WORK TO COMPLETE —
Print the full listing exactly.

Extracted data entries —
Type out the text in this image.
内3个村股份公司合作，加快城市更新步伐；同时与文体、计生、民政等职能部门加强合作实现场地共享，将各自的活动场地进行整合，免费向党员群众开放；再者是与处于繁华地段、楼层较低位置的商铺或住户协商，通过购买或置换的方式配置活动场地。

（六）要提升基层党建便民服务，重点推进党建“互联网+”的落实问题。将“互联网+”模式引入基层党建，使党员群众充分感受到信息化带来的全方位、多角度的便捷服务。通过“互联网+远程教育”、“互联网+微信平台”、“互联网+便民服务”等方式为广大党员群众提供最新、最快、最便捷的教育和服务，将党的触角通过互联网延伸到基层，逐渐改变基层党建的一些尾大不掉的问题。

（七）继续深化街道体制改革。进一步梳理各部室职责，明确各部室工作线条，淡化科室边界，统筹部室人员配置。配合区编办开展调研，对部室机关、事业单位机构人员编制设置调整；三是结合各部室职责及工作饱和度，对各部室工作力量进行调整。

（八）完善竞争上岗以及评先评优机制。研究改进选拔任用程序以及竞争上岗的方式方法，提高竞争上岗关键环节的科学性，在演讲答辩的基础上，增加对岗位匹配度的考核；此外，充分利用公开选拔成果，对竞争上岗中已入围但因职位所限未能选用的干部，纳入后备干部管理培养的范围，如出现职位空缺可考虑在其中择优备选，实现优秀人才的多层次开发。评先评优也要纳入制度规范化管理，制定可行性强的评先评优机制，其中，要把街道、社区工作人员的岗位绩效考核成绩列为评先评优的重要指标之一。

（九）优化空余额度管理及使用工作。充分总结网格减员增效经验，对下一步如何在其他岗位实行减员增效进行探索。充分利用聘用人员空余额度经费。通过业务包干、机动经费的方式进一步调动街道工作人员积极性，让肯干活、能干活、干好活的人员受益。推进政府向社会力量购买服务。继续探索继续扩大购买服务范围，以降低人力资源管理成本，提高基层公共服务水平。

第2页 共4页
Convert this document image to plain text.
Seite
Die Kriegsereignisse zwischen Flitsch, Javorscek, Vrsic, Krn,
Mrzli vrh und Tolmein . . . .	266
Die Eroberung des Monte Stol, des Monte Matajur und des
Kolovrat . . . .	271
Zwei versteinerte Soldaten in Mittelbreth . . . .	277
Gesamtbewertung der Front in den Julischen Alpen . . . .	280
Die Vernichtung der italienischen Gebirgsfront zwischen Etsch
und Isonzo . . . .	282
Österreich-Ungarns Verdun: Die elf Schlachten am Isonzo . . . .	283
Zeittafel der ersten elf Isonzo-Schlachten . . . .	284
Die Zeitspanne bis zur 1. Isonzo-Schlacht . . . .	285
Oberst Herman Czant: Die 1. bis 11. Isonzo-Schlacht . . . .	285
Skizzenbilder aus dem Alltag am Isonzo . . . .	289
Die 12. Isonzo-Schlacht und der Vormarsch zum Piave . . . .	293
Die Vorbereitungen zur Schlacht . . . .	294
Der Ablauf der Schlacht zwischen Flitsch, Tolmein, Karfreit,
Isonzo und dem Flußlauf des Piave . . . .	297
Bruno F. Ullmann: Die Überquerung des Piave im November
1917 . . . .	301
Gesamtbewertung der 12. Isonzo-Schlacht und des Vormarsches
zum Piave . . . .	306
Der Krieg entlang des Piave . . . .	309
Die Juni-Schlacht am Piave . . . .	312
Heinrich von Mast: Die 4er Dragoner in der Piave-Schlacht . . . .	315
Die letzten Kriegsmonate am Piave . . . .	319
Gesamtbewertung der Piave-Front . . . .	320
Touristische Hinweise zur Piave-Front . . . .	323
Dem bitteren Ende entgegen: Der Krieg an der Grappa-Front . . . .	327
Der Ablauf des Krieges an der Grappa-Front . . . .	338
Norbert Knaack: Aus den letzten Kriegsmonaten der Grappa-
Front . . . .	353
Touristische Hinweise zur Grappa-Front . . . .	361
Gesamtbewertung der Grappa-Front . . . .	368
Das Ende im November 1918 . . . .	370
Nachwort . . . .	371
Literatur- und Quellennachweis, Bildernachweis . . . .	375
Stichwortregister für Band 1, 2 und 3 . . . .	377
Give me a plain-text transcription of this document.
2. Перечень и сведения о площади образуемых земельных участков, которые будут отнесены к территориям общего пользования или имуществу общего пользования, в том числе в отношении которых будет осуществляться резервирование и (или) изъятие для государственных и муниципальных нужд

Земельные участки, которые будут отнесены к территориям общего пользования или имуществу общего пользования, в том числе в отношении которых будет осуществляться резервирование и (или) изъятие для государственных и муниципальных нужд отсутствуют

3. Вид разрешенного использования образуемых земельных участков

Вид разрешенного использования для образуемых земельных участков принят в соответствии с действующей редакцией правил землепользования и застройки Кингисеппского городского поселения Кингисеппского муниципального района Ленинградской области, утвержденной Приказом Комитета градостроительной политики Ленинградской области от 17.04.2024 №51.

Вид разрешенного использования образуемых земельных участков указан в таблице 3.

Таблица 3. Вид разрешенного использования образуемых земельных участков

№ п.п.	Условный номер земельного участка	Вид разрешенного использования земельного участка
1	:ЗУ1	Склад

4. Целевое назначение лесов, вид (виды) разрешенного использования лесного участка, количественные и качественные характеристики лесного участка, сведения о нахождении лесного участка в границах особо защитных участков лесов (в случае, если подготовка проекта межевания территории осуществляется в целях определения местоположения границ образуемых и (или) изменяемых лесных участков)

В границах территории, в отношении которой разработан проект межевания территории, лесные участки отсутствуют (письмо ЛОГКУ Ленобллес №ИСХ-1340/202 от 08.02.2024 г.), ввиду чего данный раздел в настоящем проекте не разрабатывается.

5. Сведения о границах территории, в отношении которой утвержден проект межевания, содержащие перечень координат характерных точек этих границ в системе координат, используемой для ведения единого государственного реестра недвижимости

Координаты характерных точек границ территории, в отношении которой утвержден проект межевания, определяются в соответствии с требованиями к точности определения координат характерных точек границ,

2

ANSWER BELOW —
Type out the text in this image.
内3个村股份公司合作，加快城市更新步伐；同时与文体、计生、民政等职能部门加强合作实现场地共享，将各自的活动场地进行整合，免费向党员群众开放；再者是与处于繁华地段、楼层较低位置的商铺或住户协商，通过购买或置换的方式配置活动场地。

（六）要提升基层党建便民服务，重点推进党建“互联网+”的落实问题。将“互联网+”模式引入基层党建，使党员群众充分感受到信息化带来的全方位、多角度的便捷服务。通过“互联网+远程教育”、“互联网+微信平台”、“互联网+便民服务”等方式为广大党员群众提供最新、最快、最便捷的教育和服务，将党的触角通过互联网延伸到基层，逐渐改变基层党建的一些尾大不掉的问题。

（七）继续深化街道体制改革。进一步梳理各部室职责，明确各部室工作线条，淡化科室边界，统筹部室人员配置。配合区编办开展调研，对部室机关、事业单位机构人员编制设置调整；三是结合各部室职责及工作饱和度，对各部室工作力量进行调整。

（八）完善竞争上岗以及评先评优机制。研究改进选拔任用程序以及竞争上岗的方式方法，提高竞争上岗关键环节的科学性，在演讲答辩的基础上，增加对岗位匹配度的考核；此外，充分利用公开选拔成果，对竞争上岗中已入围但因职位所限未能选用的干部，纳入后备干部管理培养的范围，如出现职位空缺可考虑在其中择优备选，实现优秀人才的多层次开发。评先评优也要纳入制度规范化管理，制定可行性强的评先评优机制，其中，要把街道、社区工作人员的岗位绩效考核成绩列为评先评优的重要指标之一。

（九）优化空余额度管理及使用工作。充分总结网格减员增效经验，对下一步如何在其他岗位实行减员增效进行探索。充分利用聘用人员空余额度经费。通过业务包干、机动经费的方式进一步调动街道工作人员积极性，让肯干活、能干活、干好活的人员受益。推进政府向社会力量购买服务。继续探索继续扩大购买服务范围，以降低人力资源管理成本，提高基层公共服务水平。

第2页 共4页
Convert this document image to plain text.
Seite
Die Kriegsereignisse zwischen Flitsch, Javorscek, Vrsic, Krn,
Mrzli vrh und Tolmein . . . .	266
Die Eroberung des Monte Stol, des Monte Matajur und des
Kolovrat . . . .	271
Zwei versteinerte Soldaten in Mittelbreth . . . .	277
Gesamtbewertung der Front in den Julischen Alpen . . . .	280
Die Vernichtung der italienischen Gebirgsfront zwischen Etsch
und Isonzo . . . .	282
Österreich-Ungarns Verdun: Die elf Schlachten am Isonzo . . . .	283
Zeittafel der ersten elf Isonzo-Schlachten . . . .	284
Die Zeitspanne bis zur 1. Isonzo-Schlacht . . . .	285
Oberst Herman Czant: Die 1. bis 11. Isonzo-Schlacht . . . .	285
Skizzenbilder aus dem Alltag am Isonzo . . . .	289
Die 12. Isonzo-Schlacht und der Vormarsch zum Piave . . . .	293
Die Vorbereitungen zur Schlacht . . . .	294
Der Ablauf der Schlacht zwischen Flitsch, Tolmein, Karfreit,
Isonzo und dem Flußlauf des Piave . . . .	297
Bruno F. Ullmann: Die Überquerung des Piave im November
1917 . . . .	301
Gesamtbewertung der 12. Isonzo-Schlacht und des Vormarsches
zum Piave . . . .	306
Der Krieg entlang des Piave . . . .	309
Die Juni-Schlacht am Piave . . . .	312
Heinrich von Mast: Die 4er Dragoner in der Piave-Schlacht . . . .	315
Die letzten Kriegsmonate am Piave . . . .	319
Gesamtbewertung der Piave-Front . . . .	320
Touristische Hinweise zur Piave-Front . . . .	323
Dem bitteren Ende entgegen: Der Krieg an der Grappa-Front . . . .	327
Der Ablauf des Krieges an der Grappa-Front . . . .	338
Norbert Knaack: Aus den letzten Kriegsmonaten der Grappa-
Front . . . .	353
Touristische Hinweise zur Grappa-Front . . . .	361
Gesamtbewertung der Grappa-Front . . . .	368
Das Ende im November 1918 . . . .	370
Nachwort . . . .	371
Literatur- und Quellennachweis, Bildernachweis . . . .	375
Stichwortregister für Band 1, 2 und 3 . . . .	377
Give me a plain-text transcription of this document.
2. Перечень и сведения о площади образуемых земельных участков, которые будут отнесены к территориям общего пользования или имуществу общего пользования, в том числе в отношении которых будет осуществляться резервирование и (или) изъятие для государственных и муниципальных нужд

Земельные участки, которые будут отнесены к территориям общего пользования или имуществу общего пользования, в том числе в отношении которых будет осуществляться резервирование и (или) изъятие для государственных и муниципальных нужд отсутствуют

3. Вид разрешенного использования образуемых земельных участков

Вид разрешенного использования для образуемых земельных участков принят в соответствии с действующей редакцией правил землепользования и застройки Кингисеппского городского поселения Кингисеппского муниципального района Ленинградской области, утвержденной Приказом Комитета градостроительной политики Ленинградской области от 17.04.2024 №51.

Вид разрешенного использования образуемых земельных участков указан в таблице 3.

Таблица 3. Вид разрешенного использования образуемых земельных участков

№ п.п.	Условный номер земельного участка	Вид разрешенного использования земельного участка
1	:ЗУ1	Склад

4. Целевое назначение лесов, вид (виды) разрешенного использования лесного участка, количественные и качественные характеристики лесного участка, сведения о нахождении лесного участка в границах особо защитных участков лесов (в случае, если подготовка проекта межевания территории осуществляется в целях определения местоположения границ образуемых и (или) изменяемых лесных участков)

В границах территории, в отношении которой разработан проект межевания территории, лесные участки отсутствуют (письмо ЛОГКУ Ленобллес №ИСХ-1340/202 от 08.02.2024 г.), ввиду чего данный раздел в настоящем проекте не разрабатывается.

5. Сведения о границах территории, в отношении которой утвержден проект межевания, содержащие перечень координат характерных точек этих границ в системе координат, используемой для ведения единого государственного реестра недвижимости

Координаты характерных точек границ территории, в отношении которой утвержден проект межевания, определяются в соответствии с требованиями к точности определения координат характерных точек границ,

2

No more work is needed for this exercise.